■ DATA PROVIDED:
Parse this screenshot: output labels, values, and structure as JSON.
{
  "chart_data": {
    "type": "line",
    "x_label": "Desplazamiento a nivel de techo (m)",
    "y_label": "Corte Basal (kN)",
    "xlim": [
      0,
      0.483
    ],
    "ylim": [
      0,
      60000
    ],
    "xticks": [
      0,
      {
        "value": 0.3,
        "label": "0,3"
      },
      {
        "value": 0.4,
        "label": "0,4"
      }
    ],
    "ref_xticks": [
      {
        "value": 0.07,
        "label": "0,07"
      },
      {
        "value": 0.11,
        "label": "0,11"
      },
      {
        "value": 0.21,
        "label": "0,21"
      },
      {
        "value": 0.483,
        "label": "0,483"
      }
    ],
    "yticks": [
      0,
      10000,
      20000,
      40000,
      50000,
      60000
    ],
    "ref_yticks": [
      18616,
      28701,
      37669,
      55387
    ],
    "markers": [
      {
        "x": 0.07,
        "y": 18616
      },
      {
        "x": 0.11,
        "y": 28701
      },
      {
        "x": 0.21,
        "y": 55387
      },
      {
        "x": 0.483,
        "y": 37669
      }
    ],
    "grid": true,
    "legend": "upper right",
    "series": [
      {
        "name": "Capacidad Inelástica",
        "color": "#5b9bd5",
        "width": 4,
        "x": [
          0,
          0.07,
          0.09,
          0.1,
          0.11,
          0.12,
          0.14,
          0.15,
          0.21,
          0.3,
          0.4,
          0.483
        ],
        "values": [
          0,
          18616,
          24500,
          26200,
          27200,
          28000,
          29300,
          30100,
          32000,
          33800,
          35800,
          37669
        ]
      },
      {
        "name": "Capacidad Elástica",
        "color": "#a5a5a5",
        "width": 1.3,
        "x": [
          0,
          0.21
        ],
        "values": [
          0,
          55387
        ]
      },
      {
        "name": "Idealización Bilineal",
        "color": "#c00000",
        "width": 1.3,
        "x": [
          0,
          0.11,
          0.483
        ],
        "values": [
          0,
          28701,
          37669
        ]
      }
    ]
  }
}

■ INSTRUCTIONS FOR THE TASK: Where a line above holds the string "name", show that line.

■ OUTPUT BELOW:
        "name": "Capacidad Inelástica",
        "name": "Capacidad Elástica",
        "name": "Idealización Bilineal",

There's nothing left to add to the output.